PROMPT >>
Without the pictures, give the entries below again exactly as written.

MATERIAL PROVIDED >>
===
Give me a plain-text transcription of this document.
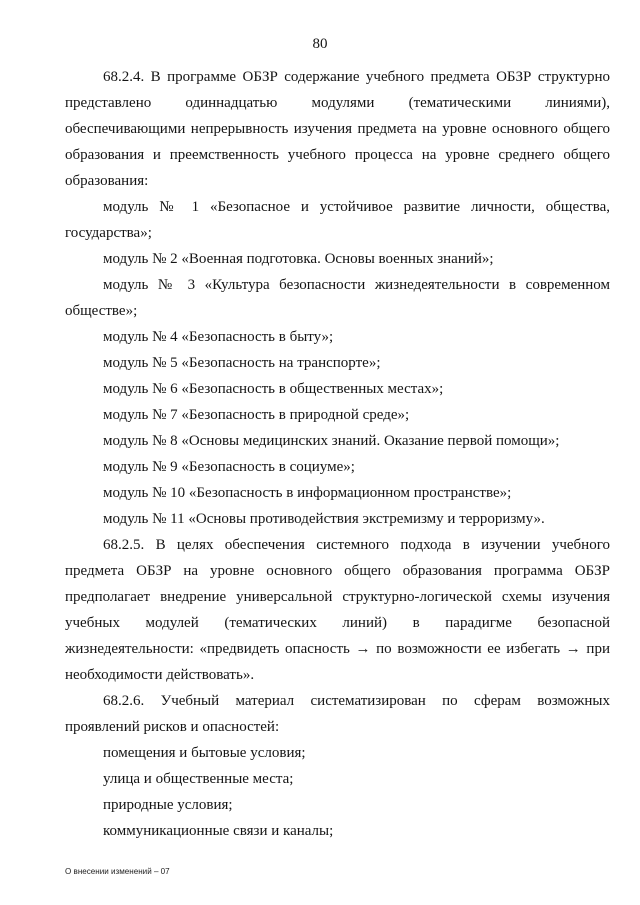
80

68.2.4. В программе ОБЗР содержание учебного предмета ОБЗР структурно представлено одиннадцатью модулями (тематическими линиями), обеспечивающими непрерывность изучения предмета на уровне основного общего образования и преемственность учебного процесса на уровне среднего общего образования:

модуль № 1 «Безопасное и устойчивое развитие личности, общества, государства»;

модуль № 2 «Военная подготовка. Основы военных знаний»;

модуль № 3 «Культура безопасности жизнедеятельности в современном обществе»;

модуль № 4 «Безопасность в быту»;

модуль № 5 «Безопасность на транспорте»;

модуль № 6 «Безопасность в общественных местах»;

модуль № 7 «Безопасность в природной среде»;

модуль № 8 «Основы медицинских знаний. Оказание первой помощи»;

модуль № 9 «Безопасность в социуме»;

модуль № 10 «Безопасность в информационном пространстве»;

модуль № 11 «Основы противодействия экстремизму и терроризму».

68.2.5. В целях обеспечения системного подхода в изучении учебного предмета ОБЗР на уровне основного общего образования программа ОБЗР предполагает внедрение универсальной структурно-логической схемы изучения учебных модулей (тематических линий) в парадигме безопасной жизнедеятельности: «предвидеть опасность → по возможности ее избегать → при необходимости действовать».

68.2.6. Учебный материал систематизирован по сферам возможных проявлений рисков и опасностей:

помещения и бытовые условия;

улица и общественные места;

природные условия;

коммуникационные связи и каналы;

О внесении изменений – 07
===
RESULT >>
Give me a plain-text transcription of this document.
80

68.2.4. В программе ОБЗР содержание учебного предмета ОБЗР структурно представлено одиннадцатью модулями (тематическими линиями), обеспечивающими непрерывность изучения предмета на уровне основного общего образования и преемственность учебного процесса на уровне среднего общего образования:

модуль № 1 «Безопасное и устойчивое развитие личности, общества, государства»;

модуль № 2 «Военная подготовка. Основы военных знаний»;

модуль № 3 «Культура безопасности жизнедеятельности в современном обществе»;

модуль № 4 «Безопасность в быту»;

модуль № 5 «Безопасность на транспорте»;

модуль № 6 «Безопасность в общественных местах»;

модуль № 7 «Безопасность в природной среде»;

модуль № 8 «Основы медицинских знаний. Оказание первой помощи»;

модуль № 9 «Безопасность в социуме»;

модуль № 10 «Безопасность в информационном пространстве»;

модуль № 11 «Основы противодействия экстремизму и терроризму».

68.2.5. В целях обеспечения системного подхода в изучении учебного предмета ОБЗР на уровне основного общего образования программа ОБЗР предполагает внедрение универсальной структурно-логической схемы изучения учебных модулей (тематических линий) в парадигме безопасной жизнедеятельности: «предвидеть опасность → по возможности ее избегать → при необходимости действовать».

68.2.6. Учебный материал систематизирован по сферам возможных проявлений рисков и опасностей:

помещения и бытовые условия;

улица и общественные места;

природные условия;

коммуникационные связи и каналы;

О внесении изменений – 07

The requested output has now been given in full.